* [What you will do]: Exact transcription of the records is required.

* [Text content records for pages]:
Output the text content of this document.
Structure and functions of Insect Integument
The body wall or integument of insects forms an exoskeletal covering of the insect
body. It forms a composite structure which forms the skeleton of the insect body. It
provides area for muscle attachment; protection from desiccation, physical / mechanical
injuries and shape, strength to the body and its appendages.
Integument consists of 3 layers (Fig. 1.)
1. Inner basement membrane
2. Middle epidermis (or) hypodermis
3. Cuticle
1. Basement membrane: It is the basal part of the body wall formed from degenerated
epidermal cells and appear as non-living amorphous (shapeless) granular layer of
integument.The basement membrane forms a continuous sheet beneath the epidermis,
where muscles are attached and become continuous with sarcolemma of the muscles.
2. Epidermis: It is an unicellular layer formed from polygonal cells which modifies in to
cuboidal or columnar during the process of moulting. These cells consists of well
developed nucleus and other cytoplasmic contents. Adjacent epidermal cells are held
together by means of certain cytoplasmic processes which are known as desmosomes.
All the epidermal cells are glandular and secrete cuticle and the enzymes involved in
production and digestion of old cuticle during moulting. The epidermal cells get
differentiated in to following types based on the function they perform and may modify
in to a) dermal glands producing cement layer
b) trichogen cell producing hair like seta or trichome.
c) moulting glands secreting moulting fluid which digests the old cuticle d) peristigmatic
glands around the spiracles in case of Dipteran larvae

* [Your solution]:
Output the text content of this document.
Structure and functions of Insect Integument
The body wall or integument of insects forms an exoskeletal covering of the insect
body. It forms a composite structure which forms the skeleton of the insect body. It
provides area for muscle attachment; protection from desiccation, physical / mechanical
injuries and shape, strength to the body and its appendages.
Integument consists of 3 layers (Fig. 1.)
1. Inner basement membrane
2. Middle epidermis (or) hypodermis
3. Cuticle
1. Basement membrane: It is the basal part of the body wall formed from degenerated
epidermal cells and appear as non-living amorphous (shapeless) granular layer of
integument.The basement membrane forms a continuous sheet beneath the epidermis,
where muscles are attached and become continuous with sarcolemma of the muscles.
2. Epidermis: It is an unicellular layer formed from polygonal cells which modifies in to
cuboidal or columnar during the process of moulting. These cells consists of well
developed nucleus and other cytoplasmic contents. Adjacent epidermal cells are held
together by means of certain cytoplasmic processes which are known as desmosomes.
All the epidermal cells are glandular and secrete cuticle and the enzymes involved in
production and digestion of old cuticle during moulting. The epidermal cells get
differentiated in to following types based on the function they perform and may modify
in to a) dermal glands producing cement layer
b) trichogen cell producing hair like seta or trichome.
c) moulting glands secreting moulting fluid which digests the old cuticle d) peristigmatic
glands around the spiracles in case of Dipteran larvae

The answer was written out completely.